*** Opening Data to process ***

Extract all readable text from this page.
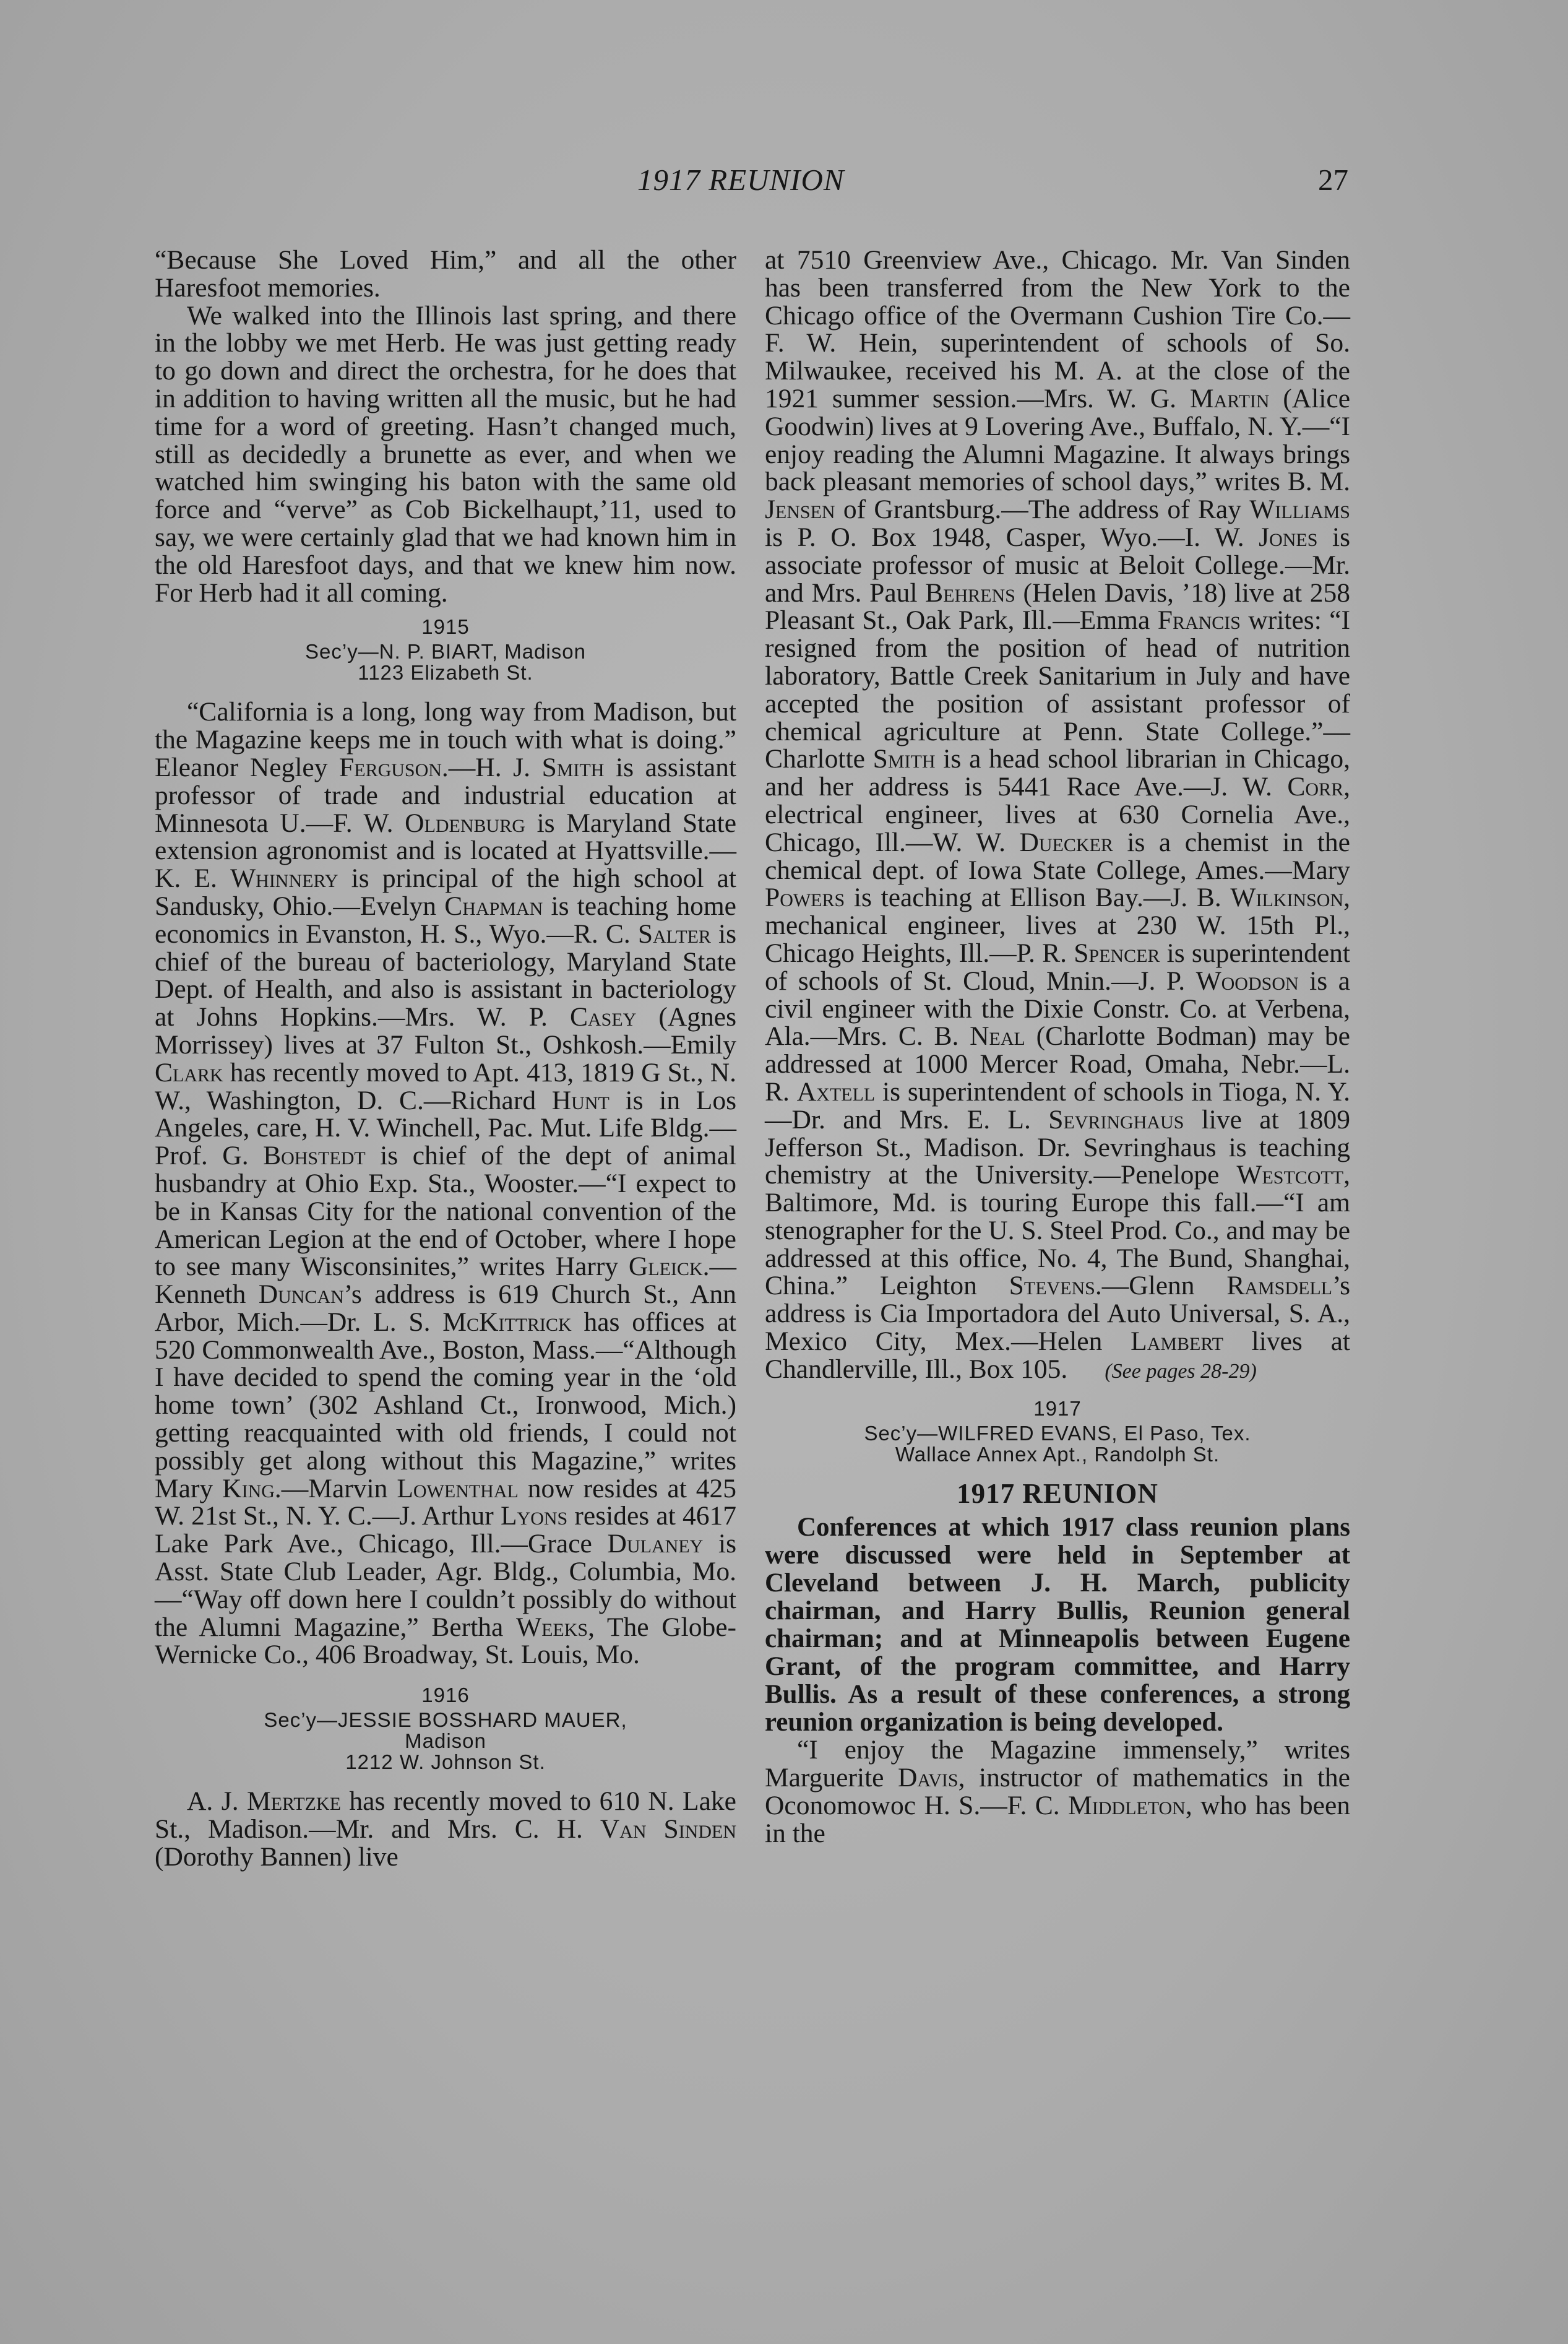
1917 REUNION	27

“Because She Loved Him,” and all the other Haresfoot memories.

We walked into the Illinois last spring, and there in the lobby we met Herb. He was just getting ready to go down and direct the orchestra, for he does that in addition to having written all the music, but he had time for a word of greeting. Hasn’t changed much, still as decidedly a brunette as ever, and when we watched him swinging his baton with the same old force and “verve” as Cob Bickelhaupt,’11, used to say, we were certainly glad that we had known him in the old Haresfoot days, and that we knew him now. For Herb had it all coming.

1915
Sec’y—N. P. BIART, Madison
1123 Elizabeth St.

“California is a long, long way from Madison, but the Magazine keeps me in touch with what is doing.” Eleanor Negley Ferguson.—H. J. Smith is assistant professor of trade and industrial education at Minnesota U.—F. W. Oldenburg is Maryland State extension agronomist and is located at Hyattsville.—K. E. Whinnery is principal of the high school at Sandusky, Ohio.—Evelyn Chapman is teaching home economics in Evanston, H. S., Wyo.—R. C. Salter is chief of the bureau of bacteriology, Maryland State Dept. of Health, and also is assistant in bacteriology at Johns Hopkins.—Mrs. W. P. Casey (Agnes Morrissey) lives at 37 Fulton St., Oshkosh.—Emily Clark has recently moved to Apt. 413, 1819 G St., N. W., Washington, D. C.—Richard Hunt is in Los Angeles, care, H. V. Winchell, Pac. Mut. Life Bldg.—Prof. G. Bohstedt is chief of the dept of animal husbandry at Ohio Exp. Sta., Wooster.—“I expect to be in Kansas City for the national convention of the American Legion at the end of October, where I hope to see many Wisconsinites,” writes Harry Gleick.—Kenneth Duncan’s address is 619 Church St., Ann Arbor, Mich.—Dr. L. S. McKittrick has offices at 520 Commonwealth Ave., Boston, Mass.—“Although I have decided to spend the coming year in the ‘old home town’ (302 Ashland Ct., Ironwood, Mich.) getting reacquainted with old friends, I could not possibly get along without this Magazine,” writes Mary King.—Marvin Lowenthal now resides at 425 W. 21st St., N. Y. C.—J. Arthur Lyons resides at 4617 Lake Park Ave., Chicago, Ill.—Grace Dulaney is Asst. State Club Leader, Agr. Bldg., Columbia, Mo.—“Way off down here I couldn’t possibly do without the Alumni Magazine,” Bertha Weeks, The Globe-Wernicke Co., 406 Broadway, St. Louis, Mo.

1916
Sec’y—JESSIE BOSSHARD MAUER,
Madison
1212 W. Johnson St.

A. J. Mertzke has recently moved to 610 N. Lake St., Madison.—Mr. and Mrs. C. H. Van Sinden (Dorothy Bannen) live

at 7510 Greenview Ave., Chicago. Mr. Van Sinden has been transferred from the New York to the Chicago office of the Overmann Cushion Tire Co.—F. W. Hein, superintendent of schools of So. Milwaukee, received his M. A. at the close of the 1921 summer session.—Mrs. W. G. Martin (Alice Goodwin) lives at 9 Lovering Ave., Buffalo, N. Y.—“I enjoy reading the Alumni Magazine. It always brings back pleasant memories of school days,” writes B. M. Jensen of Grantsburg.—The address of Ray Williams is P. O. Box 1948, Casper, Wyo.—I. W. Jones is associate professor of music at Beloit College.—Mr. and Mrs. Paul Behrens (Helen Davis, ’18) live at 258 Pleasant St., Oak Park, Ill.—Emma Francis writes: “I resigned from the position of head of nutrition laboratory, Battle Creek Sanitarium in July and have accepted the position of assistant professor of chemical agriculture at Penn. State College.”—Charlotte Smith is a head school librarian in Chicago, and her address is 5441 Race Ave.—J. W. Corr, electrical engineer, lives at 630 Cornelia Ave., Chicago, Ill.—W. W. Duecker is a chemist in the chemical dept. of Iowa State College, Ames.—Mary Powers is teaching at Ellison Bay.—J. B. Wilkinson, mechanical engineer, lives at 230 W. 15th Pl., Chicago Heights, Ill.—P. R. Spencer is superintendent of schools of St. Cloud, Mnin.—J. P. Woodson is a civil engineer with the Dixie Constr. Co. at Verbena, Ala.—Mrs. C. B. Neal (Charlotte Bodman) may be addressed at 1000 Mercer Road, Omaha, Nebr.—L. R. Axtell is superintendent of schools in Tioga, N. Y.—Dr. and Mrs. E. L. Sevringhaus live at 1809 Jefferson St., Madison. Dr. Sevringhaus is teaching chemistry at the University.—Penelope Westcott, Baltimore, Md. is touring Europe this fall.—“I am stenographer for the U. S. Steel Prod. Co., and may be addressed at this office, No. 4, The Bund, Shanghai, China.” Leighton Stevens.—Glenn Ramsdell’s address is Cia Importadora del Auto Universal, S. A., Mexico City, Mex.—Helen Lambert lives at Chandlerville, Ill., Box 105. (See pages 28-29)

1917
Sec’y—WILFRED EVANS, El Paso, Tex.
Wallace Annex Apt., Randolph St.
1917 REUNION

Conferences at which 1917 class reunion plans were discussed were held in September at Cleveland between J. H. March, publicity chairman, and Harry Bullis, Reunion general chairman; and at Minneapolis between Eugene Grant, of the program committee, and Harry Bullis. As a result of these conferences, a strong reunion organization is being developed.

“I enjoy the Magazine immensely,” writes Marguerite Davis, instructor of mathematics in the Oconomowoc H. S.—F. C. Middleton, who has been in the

*** Closing Data to process ***
*** Opening Data to process ***

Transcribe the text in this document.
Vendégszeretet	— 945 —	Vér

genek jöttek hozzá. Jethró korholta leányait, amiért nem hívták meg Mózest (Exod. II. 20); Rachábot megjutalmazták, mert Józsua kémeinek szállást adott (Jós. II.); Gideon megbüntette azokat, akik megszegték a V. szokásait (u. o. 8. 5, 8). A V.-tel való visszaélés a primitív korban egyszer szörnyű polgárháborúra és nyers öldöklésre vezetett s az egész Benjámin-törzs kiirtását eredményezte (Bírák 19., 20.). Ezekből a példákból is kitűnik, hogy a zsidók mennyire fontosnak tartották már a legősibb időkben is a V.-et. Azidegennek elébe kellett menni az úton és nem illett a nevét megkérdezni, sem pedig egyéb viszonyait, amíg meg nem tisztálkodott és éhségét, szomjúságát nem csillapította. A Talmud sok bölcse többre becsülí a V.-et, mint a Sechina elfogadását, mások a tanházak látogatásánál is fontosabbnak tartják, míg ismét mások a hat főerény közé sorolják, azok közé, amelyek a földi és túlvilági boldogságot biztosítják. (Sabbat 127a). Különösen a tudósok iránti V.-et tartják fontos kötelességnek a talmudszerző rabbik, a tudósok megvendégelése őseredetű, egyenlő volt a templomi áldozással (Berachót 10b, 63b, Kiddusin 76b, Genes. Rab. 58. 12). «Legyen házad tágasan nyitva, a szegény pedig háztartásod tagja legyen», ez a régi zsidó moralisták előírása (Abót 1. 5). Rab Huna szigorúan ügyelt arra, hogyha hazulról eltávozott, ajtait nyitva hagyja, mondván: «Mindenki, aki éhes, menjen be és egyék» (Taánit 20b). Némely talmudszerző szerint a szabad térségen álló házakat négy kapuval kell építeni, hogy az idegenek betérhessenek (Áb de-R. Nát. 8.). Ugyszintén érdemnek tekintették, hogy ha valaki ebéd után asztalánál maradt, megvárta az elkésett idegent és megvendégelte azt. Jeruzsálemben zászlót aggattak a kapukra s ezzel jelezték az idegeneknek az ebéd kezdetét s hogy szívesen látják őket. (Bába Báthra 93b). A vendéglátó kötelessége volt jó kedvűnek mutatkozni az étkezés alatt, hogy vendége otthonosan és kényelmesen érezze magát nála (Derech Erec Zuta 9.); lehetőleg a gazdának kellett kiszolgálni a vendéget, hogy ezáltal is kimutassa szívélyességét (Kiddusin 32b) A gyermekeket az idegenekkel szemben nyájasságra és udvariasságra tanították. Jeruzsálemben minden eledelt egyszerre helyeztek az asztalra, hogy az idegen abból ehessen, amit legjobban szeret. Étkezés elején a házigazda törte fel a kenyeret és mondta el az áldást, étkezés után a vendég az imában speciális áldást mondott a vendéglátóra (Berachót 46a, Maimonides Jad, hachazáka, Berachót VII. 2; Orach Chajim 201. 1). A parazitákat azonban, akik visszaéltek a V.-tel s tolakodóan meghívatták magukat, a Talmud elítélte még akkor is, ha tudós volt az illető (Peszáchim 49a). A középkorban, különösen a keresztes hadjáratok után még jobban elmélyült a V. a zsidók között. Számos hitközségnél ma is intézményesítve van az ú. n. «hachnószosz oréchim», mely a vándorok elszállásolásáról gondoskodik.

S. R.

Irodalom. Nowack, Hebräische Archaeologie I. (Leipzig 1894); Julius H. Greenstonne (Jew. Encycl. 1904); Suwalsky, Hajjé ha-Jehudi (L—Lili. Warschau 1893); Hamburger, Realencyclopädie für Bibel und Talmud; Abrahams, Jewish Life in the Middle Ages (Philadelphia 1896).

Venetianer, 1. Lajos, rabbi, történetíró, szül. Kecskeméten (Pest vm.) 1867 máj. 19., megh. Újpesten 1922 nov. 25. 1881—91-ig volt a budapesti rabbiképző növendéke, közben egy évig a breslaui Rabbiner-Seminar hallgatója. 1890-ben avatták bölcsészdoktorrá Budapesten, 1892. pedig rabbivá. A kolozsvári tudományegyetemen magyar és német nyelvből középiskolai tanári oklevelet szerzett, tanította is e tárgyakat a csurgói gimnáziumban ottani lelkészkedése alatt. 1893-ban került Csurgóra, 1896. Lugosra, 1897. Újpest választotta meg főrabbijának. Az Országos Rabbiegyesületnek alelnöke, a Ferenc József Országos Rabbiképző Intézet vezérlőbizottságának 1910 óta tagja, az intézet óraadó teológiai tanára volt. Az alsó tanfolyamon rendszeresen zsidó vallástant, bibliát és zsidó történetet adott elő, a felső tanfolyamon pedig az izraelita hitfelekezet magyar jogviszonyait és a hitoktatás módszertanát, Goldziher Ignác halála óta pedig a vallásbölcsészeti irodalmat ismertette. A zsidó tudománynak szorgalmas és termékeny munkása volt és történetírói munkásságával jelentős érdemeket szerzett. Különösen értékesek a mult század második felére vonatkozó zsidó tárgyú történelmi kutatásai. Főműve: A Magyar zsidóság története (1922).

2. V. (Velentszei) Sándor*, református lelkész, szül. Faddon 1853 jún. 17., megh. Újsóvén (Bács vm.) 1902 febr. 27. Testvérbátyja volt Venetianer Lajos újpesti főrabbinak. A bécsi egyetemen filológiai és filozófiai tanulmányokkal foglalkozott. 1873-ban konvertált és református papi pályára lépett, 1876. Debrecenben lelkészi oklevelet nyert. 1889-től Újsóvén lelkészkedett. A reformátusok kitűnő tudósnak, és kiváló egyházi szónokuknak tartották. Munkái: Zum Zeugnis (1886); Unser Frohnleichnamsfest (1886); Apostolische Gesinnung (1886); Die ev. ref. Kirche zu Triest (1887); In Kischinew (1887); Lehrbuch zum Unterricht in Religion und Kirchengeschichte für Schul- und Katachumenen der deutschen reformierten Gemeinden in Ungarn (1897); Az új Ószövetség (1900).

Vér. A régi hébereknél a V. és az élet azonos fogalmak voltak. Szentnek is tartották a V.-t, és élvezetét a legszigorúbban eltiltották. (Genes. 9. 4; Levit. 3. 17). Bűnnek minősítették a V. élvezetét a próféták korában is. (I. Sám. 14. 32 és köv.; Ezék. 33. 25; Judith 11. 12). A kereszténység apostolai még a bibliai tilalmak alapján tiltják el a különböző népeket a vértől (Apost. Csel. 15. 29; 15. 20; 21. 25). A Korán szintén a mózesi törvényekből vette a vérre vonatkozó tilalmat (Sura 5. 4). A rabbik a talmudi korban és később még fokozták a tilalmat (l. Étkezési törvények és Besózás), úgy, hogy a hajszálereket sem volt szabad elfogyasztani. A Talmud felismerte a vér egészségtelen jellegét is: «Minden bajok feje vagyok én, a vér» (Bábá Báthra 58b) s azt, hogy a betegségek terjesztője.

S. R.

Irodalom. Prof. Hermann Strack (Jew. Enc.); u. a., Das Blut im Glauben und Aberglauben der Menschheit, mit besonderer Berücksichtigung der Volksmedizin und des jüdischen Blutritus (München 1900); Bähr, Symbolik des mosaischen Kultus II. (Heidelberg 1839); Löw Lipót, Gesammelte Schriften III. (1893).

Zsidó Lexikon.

*** Closing Data to process ***
*** Opening Data to process ***

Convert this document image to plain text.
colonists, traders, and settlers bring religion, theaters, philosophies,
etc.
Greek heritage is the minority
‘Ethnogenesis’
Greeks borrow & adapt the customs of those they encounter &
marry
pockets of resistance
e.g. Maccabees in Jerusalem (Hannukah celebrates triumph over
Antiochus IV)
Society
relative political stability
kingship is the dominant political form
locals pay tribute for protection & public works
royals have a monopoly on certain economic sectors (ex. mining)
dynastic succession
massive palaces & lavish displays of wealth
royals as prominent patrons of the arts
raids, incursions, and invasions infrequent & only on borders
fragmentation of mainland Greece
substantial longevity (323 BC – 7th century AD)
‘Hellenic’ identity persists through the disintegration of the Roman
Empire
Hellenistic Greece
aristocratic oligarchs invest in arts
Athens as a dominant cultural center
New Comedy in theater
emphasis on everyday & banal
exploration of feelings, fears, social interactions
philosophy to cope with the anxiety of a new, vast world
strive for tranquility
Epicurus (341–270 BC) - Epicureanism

*** Closing Data to process ***

◆ Task to carry out
Find every line in the listing that has the string "document", then give the count by itself.

◆ Task answer
2